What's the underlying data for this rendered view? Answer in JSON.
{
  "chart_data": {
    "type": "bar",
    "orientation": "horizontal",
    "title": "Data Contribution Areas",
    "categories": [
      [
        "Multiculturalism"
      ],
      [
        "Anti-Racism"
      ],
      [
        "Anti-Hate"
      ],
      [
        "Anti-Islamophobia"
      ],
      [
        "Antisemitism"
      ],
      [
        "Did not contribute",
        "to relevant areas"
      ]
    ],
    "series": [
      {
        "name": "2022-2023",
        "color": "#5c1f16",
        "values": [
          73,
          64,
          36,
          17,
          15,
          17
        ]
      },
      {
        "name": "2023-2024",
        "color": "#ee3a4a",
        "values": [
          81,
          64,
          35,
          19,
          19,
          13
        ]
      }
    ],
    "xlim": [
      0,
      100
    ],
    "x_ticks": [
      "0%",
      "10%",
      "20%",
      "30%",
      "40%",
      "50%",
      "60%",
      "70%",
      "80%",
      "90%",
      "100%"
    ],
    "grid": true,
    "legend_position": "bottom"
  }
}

▶ **Exercise brief**
Your task is to print the whole listing again exactly.

▶ **Written response**
What's the underlying data for this rendered view? Answer in JSON.
{
  "chart_data": {
    "type": "bar",
    "orientation": "horizontal",
    "title": "Data Contribution Areas",
    "categories": [
      [
        "Multiculturalism"
      ],
      [
        "Anti-Racism"
      ],
      [
        "Anti-Hate"
      ],
      [
        "Anti-Islamophobia"
      ],
      [
        "Antisemitism"
      ],
      [
        "Did not contribute",
        "to relevant areas"
      ]
    ],
    "series": [
      {
        "name": "2022-2023",
        "color": "#5c1f16",
        "values": [
          73,
          64,
          36,
          17,
          15,
          17
        ]
      },
      {
        "name": "2023-2024",
        "color": "#ee3a4a",
        "values": [
          81,
          64,
          35,
          19,
          19,
          13
        ]
      }
    ],
    "xlim": [
      0,
      100
    ],
    "x_ticks": [
      "0%",
      "10%",
      "20%",
      "30%",
      "40%",
      "50%",
      "60%",
      "70%",
      "80%",
      "90%",
      "100%"
    ],
    "grid": true,
    "legend_position": "bottom"
  }
}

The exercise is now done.